◆ Set exercise:
Collect each line of the records containing the string "this".

◆ Dataset rows:
↓↓↓
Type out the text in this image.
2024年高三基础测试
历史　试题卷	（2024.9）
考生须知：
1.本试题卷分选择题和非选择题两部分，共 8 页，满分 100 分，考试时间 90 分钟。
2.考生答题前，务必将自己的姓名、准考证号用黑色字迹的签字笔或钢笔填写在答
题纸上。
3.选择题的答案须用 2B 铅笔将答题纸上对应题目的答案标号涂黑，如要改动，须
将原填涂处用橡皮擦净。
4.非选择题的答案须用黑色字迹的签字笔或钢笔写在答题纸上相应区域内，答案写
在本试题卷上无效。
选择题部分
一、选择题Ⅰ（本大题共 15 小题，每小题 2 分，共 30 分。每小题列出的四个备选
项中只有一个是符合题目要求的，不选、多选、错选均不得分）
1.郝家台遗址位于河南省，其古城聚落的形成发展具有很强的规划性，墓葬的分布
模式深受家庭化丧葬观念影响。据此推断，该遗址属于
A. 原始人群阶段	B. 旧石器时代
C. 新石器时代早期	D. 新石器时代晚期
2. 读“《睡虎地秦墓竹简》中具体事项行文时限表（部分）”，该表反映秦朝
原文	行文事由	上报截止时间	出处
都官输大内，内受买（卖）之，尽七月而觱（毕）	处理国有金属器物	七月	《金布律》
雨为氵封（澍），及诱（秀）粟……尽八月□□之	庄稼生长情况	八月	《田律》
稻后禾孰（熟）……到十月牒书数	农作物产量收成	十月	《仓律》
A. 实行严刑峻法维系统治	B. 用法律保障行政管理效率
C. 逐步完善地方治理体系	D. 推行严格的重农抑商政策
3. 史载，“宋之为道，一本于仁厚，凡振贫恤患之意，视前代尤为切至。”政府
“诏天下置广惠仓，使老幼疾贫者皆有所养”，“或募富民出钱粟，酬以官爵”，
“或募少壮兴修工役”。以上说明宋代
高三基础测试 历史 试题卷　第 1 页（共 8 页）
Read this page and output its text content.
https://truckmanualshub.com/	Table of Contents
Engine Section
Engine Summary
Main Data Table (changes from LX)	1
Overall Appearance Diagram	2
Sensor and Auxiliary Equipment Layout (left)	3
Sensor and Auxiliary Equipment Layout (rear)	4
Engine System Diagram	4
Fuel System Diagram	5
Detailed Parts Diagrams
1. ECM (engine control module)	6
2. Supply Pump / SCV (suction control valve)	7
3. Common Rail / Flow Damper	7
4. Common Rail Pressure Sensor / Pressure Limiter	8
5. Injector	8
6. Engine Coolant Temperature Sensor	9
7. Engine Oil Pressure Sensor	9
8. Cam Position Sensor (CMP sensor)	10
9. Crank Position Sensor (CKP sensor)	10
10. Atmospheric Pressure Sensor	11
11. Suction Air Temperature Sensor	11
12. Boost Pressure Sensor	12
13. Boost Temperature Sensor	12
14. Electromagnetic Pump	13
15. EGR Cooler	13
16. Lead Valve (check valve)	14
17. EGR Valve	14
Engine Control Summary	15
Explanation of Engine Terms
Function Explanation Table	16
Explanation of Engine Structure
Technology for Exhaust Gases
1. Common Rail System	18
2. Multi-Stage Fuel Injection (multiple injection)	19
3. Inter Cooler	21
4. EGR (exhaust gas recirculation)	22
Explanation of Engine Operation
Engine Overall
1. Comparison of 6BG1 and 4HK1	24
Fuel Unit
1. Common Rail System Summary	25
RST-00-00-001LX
↑↑↑
◆ Exercise result:
Type out the text in this image.
Read this page and output its text content.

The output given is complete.